(Data for the task Opens)

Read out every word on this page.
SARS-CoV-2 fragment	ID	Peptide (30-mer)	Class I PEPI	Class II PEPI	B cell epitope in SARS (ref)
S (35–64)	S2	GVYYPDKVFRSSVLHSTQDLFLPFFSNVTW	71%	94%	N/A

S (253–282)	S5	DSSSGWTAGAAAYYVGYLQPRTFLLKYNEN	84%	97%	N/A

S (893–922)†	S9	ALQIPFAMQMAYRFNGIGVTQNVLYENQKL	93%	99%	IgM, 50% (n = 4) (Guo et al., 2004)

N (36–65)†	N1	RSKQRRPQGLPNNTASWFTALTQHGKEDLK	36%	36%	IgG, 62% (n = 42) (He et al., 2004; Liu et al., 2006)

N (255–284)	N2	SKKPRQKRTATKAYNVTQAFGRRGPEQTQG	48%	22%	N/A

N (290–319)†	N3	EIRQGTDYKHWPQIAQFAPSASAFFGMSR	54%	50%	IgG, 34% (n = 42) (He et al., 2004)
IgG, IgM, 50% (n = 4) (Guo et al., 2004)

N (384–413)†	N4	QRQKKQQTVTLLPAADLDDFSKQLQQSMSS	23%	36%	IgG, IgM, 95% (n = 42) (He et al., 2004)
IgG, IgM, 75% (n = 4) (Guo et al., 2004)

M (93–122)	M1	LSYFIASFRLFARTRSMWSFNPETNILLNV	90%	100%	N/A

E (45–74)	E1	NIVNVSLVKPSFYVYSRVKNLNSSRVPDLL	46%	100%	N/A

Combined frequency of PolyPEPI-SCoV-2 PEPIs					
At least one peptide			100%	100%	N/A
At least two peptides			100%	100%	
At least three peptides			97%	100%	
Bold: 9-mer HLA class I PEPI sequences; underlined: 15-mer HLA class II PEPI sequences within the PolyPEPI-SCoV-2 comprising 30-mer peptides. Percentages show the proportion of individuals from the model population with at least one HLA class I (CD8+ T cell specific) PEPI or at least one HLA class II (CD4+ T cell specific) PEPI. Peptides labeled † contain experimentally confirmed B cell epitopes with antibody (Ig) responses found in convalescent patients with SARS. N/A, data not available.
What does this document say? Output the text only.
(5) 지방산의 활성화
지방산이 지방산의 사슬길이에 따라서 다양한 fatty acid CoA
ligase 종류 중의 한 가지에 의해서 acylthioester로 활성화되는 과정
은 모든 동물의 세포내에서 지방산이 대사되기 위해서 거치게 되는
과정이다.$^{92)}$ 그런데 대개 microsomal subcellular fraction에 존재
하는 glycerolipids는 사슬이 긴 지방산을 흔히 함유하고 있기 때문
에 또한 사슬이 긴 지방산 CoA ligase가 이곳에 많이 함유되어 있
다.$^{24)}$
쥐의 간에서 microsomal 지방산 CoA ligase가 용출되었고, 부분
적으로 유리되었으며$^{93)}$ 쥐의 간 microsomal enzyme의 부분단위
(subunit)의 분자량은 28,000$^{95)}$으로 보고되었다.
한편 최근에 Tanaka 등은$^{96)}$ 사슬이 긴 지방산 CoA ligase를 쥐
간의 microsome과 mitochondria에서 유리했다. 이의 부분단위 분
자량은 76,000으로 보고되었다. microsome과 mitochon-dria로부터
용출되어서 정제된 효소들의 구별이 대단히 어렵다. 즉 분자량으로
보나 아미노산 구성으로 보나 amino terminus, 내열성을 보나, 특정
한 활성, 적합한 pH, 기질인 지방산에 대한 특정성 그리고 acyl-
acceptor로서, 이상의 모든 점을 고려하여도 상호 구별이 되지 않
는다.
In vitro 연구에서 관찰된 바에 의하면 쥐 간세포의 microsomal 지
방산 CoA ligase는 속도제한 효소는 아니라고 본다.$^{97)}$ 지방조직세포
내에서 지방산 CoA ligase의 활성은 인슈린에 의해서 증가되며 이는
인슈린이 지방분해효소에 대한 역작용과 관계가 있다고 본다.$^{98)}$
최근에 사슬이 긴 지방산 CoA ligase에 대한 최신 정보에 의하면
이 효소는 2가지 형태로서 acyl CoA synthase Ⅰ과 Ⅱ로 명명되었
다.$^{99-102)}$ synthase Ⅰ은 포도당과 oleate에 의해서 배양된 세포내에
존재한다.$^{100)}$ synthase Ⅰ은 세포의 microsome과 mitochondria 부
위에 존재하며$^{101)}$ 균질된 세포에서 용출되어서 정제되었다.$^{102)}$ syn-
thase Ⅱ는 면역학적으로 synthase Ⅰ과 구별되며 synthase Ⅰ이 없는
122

(Data for the task Closes)

Exercise instructions: Look through the records and copy every line that has the word "microsome과".

Result below:
간의 microsome과 mitochondria에서 유리했다. 이의 부분단위 분
자량은 76,000으로 보고되었다. microsome과 mitochon-dria로부터
존재한다.$^{100)}$ synthase Ⅰ은 세포의 microsome과 mitochondria 부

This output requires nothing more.